## Exercise objective
Retype the whole listing verbatim and keep the pictures out of it.

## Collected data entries

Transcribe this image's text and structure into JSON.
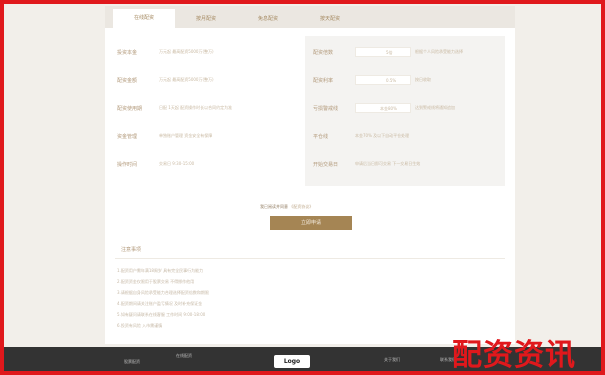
{
  "tabs": [
    "在线配资",
    "按月配资",
    "免息配资",
    "按天配资"
  ],
  "left_fields": [
    {
      "label": "投资本金",
      "value": "万元起 最高配资5000万(整万)"
    },
    {
      "label": "配资金额",
      "value": "万元起 最高配资5000万(整万)"
    },
    {
      "label": "配资使用期",
      "value": "日配 1天起 配资操作时长以合同约定为准"
    },
    {
      "label": "资金管理",
      "value": "单独账户管理 资金安全有保障"
    },
    {
      "label": "操作时间",
      "value": "交易日 9:30-15:00"
    }
  ],
  "right_fields": [
    {
      "label": "配资倍数",
      "value": "5倍",
      "extra": "根据个人风险承受能力选择"
    },
    {
      "label": "配资利率",
      "value": "0.5%",
      "extra": "按日收取"
    },
    {
      "label": "亏损警戒线",
      "value": "本金80%",
      "extra": "达到警戒线将通知追加"
    },
    {
      "label": "平仓线",
      "value": "本金70% 及以下自动平仓处理",
      "extra": ""
    },
    {
      "label": "开始交易日",
      "value": "申请后当日即可交易 下一交易日生效",
      "extra": ""
    }
  ],
  "hint": {
    "text": "我已阅读并同意",
    "link": "《配资协议》"
  },
  "submit_label": "立即申请",
  "notes_title": "注意事项",
  "notes": [
    "1.配资用户需年满18周岁 具有完全民事行为能力",
    "2.配资资金仅限用于股票交易 不得挪作他用",
    "3.请根据自身风险承受能力合理选择配资倍数和期限",
    "4.配资期间请关注账户盈亏情况 及时补充保证金",
    "5.如有疑问请联系在线客服 工作时间 9:00-18:00",
    "6.投资有风险 入市需谨慎"
  ],
  "footer": {
    "left": "股票配资",
    "mid_left": "在线配资",
    "logo": "Logo",
    "right1": "关于我们",
    "right2": "联系我们"
  },
  "watermark": "配资资讯",
  "colors": {
    "accent": "#a58554",
    "frame": "#e0181c",
    "footer": "#333333"
  }
}
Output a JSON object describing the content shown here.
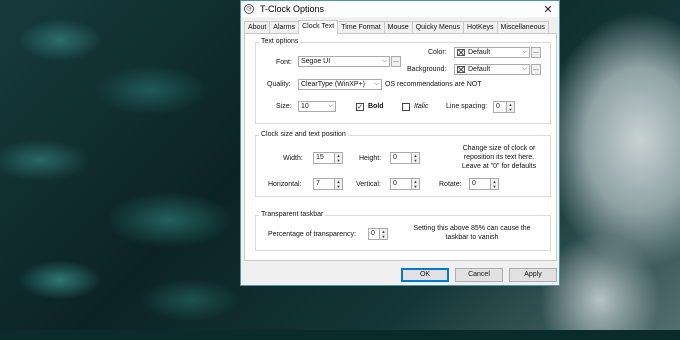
{
  "window": {
    "title": "T-Clock Options",
    "close_glyph": "✕"
  },
  "tabs": [
    {
      "label": "About"
    },
    {
      "label": "Alarms"
    },
    {
      "label": "Clock Text"
    },
    {
      "label": "Time Format"
    },
    {
      "label": "Mouse"
    },
    {
      "label": "Quicky Menus"
    },
    {
      "label": "HotKeys"
    },
    {
      "label": "Miscellaneous"
    }
  ],
  "text_options": {
    "group_title": "Text options",
    "font_label": "Font:",
    "font_value": "Segoe UI",
    "more_label": "...",
    "color_label": "Color:",
    "color_value": "Default",
    "background_label": "Background:",
    "background_value": "Default",
    "quality_label": "Quality:",
    "quality_value": "ClearType (WinXP+)",
    "quality_note": "OS recommendations are NOT",
    "size_label": "Size:",
    "size_value": "10",
    "bold_label": "Bold",
    "bold_checked": true,
    "italic_label": "Italic",
    "italic_checked": false,
    "line_spacing_label": "Line spacing:",
    "line_spacing_value": "0"
  },
  "clock_size": {
    "group_title": "Clock size and text position",
    "width_label": "Width:",
    "width_value": "15",
    "height_label": "Height:",
    "height_value": "0",
    "help_text": "Change size of clock or reposition its text here. Leave at \"0\" for defaults",
    "horizontal_label": "Horizontal:",
    "horizontal_value": "7",
    "vertical_label": "Vertical:",
    "vertical_value": "0",
    "rotate_label": "Rotate:",
    "rotate_value": "0"
  },
  "transparent": {
    "group_title": "Transparent taskbar",
    "percentage_label": "Percentage of transparency:",
    "percentage_value": "0",
    "warning": "Setting this above 85% can cause the taskbar to vanish"
  },
  "buttons": {
    "ok": "OK",
    "cancel": "Cancel",
    "apply": "Apply"
  },
  "icons": {
    "app": "clock-icon",
    "dropdown": "chevron-down-icon",
    "spin_up": "arrow-up-icon",
    "spin_down": "arrow-down-icon"
  },
  "colors": {
    "window_border": "#4a9aa0",
    "accent": "#0078d7"
  }
}
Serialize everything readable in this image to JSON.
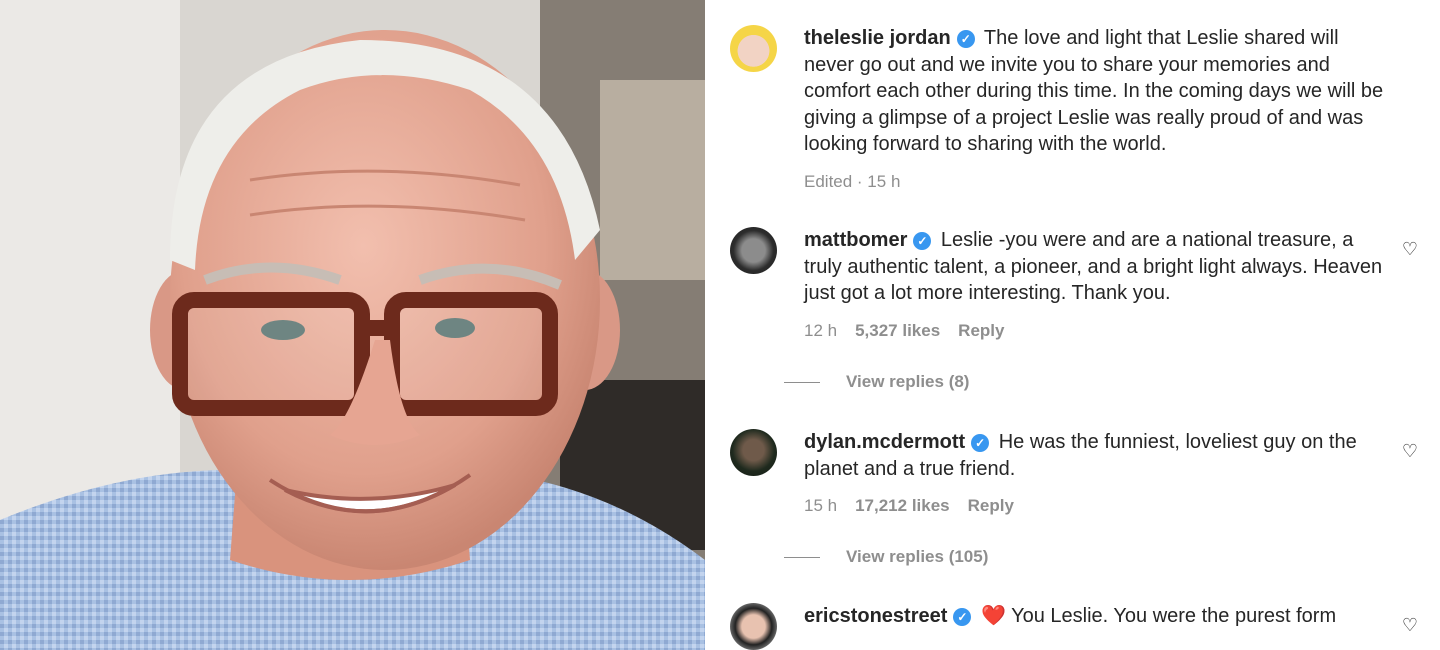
{
  "comments": [
    {
      "username": "theleslie jordan",
      "text": "The love and light that Leslie shared will never go out and we invite you to share your memories and comfort each other during this time. In the coming days we will be giving a glimpse of a project Leslie was really proud of and was looking forward to sharing with the world.",
      "edited": "Edited · 15 h"
    },
    {
      "username": "mattbomer",
      "text": "Leslie -you were and are a national treasure, a truly authentic talent, a pioneer, and a bright light always. Heaven just got a lot more interesting. Thank you.",
      "time": "12 h",
      "likes": "5,327 likes",
      "reply": "Reply",
      "view_replies": "View replies (8)"
    },
    {
      "username": "dylan.mcdermott",
      "text": "He was the funniest, loveliest guy on the planet and a true friend.",
      "time": "15 h",
      "likes": "17,212 likes",
      "reply": "Reply",
      "view_replies": "View replies (105)"
    },
    {
      "username": "ericstonestreet",
      "emoji": "❤️",
      "text": "You Leslie. You were the purest form"
    }
  ],
  "icons": {
    "verified": "verified-badge-icon",
    "like": "heart-outline-icon"
  },
  "colors": {
    "verified": "#3897f0",
    "muted": "#8e8e8e",
    "text": "#262626"
  }
}
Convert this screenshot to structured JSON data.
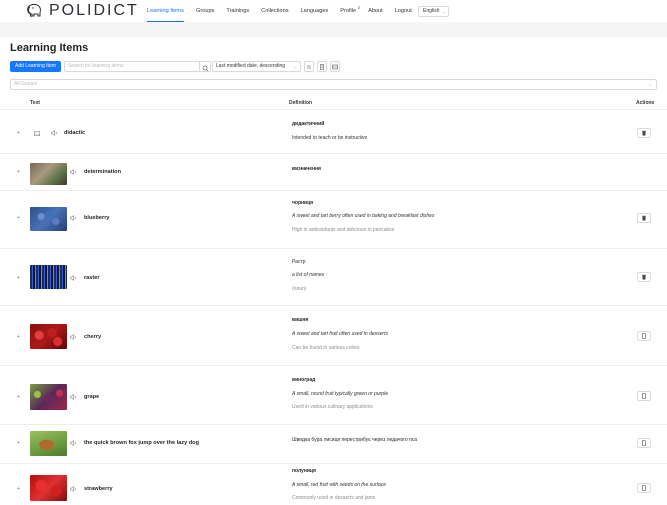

## Solved problem
Transcribe this image's text and structure into JSON.
{
  "tabs": [
    "在线配资",
    "按月配资",
    "免息配资",
    "按天配资"
  ],
  "left_fields": [
    {
      "label": "投资本金",
      "value": "万元起 最高配资5000万(整万)"
    },
    {
      "label": "配资金额",
      "value": "万元起 最高配资5000万(整万)"
    },
    {
      "label": "配资使用期",
      "value": "日配 1天起 配资操作时长以合同约定为准"
    },
    {
      "label": "资金管理",
      "value": "单独账户管理 资金安全有保障"
    },
    {
      "label": "操作时间",
      "value": "交易日 9:30-15:00"
    }
  ],
  "right_fields": [
    {
      "label": "配资倍数",
      "value": "5倍",
      "extra": "根据个人风险承受能力选择"
    },
    {
      "label": "配资利率",
      "value": "0.5%",
      "extra": "按日收取"
    },
    {
      "label": "亏损警戒线",
      "value": "本金80%",
      "extra": "达到警戒线将通知追加"
    },
    {
      "label": "平仓线",
      "value": "本金70% 及以下自动平仓处理",
      "extra": ""
    },
    {
      "label": "开始交易日",
      "value": "申请后当日即可交易 下一交易日生效",
      "extra": ""
    }
  ],
  "hint": {
    "text": "我已阅读并同意",
    "link": "《配资协议》"
  },
  "submit_label": "立即申请",
  "notes_title": "注意事项",
  "notes": [
    "1.配资用户需年满18周岁 具有完全民事行为能力",
    "2.配资资金仅限用于股票交易 不得挪作他用",
    "3.请根据自身风险承受能力合理选择配资倍数和期限",
    "4.配资期间请关注账户盈亏情况 及时补充保证金",
    "5.如有疑问请联系在线客服 工作时间 9:00-18:00",
    "6.投资有风险 入市需谨慎"
  ],
  "footer": {
    "left": "股票配资",
    "mid_left": "在线配资",
    "logo": "Logo",
    "right1": "关于我们",
    "right2": "联系我们"
  },
  "watermark": "配资资讯",
  "colors": {
    "accent": "#a58554",
    "frame": "#e0181c",
    "footer": "#333333"
  }
}
Output a JSON object describing the content shown here.
{
  "window": {
    "title": "T-Clock Options",
    "close_glyph": "✕"
  },
  "tabs": [
    {
      "label": "About"
    },
    {
      "label": "Alarms"
    },
    {
      "label": "Clock Text"
    },
    {
      "label": "Time Format"
    },
    {
      "label": "Mouse"
    },
    {
      "label": "Quicky Menus"
    },
    {
      "label": "HotKeys"
    },
    {
      "label": "Miscellaneous"
    }
  ],
  "text_options": {
    "group_title": "Text options",
    "font_label": "Font:",
    "font_value": "Segoe UI",
    "more_label": "...",
    "color_label": "Color:",
    "color_value": "Default",
    "background_label": "Background:",
    "background_value": "Default",
    "quality_label": "Quality:",
    "quality_value": "ClearType (WinXP+)",
    "quality_note": "OS recommendations are NOT",
    "size_label": "Size:",
    "size_value": "10",
    "bold_label": "Bold",
    "bold_checked": true,
    "italic_label": "Italic",
    "italic_checked": false,
    "line_spacing_label": "Line spacing:",
    "line_spacing_value": "0"
  },
  "clock_size": {
    "group_title": "Clock size and text position",
    "width_label": "Width:",
    "width_value": "15",
    "height_label": "Height:",
    "height_value": "0",
    "help_text": "Change size of clock or reposition its text here. Leave at \"0\" for defaults",
    "horizontal_label": "Horizontal:",
    "horizontal_value": "7",
    "vertical_label": "Vertical:",
    "vertical_value": "0",
    "rotate_label": "Rotate:",
    "rotate_value": "0"
  },
  "transparent": {
    "group_title": "Transparent taskbar",
    "percentage_label": "Percentage of transparency:",
    "percentage_value": "0",
    "warning": "Setting this above 85% can cause the taskbar to vanish"
  },
  "buttons": {
    "ok": "OK",
    "cancel": "Cancel",
    "apply": "Apply"
  },
  "icons": {
    "app": "clock-icon",
    "dropdown": "chevron-down-icon",
    "spin_up": "arrow-up-icon",
    "spin_down": "arrow-down-icon"
  },
  "colors": {
    "window_border": "#4a9aa0",
    "accent": "#0078d7"
  }
}
Serialize everything readable in this image to JSON.
{
  "comments": [
    {
      "username": "theleslie jordan",
      "text": "The love and light that Leslie shared will never go out and we invite you to share your memories and comfort each other during this time. In the coming days we will be giving a glimpse of a project Leslie was really proud of and was looking forward to sharing with the world.",
      "edited": "Edited · 15 h"
    },
    {
      "username": "mattbomer",
      "text": "Leslie -you were and are a national treasure, a truly authentic talent, a pioneer, and a bright light always. Heaven just got a lot more interesting. Thank you.",
      "time": "12 h",
      "likes": "5,327 likes",
      "reply": "Reply",
      "view_replies": "View replies (8)"
    },
    {
      "username": "dylan.mcdermott",
      "text": "He was the funniest, loveliest guy on the planet and a true friend.",
      "time": "15 h",
      "likes": "17,212 likes",
      "reply": "Reply",
      "view_replies": "View replies (105)"
    },
    {
      "username": "ericstonestreet",
      "emoji": "❤️",
      "text": "You Leslie. You were the purest form"
    }
  ],
  "icons": {
    "verified": "verified-badge-icon",
    "like": "heart-outline-icon"
  },
  "colors": {
    "verified": "#3897f0",
    "muted": "#8e8e8e",
    "text": "#262626"
  }
}
Convert this screenshot to structured JSON data.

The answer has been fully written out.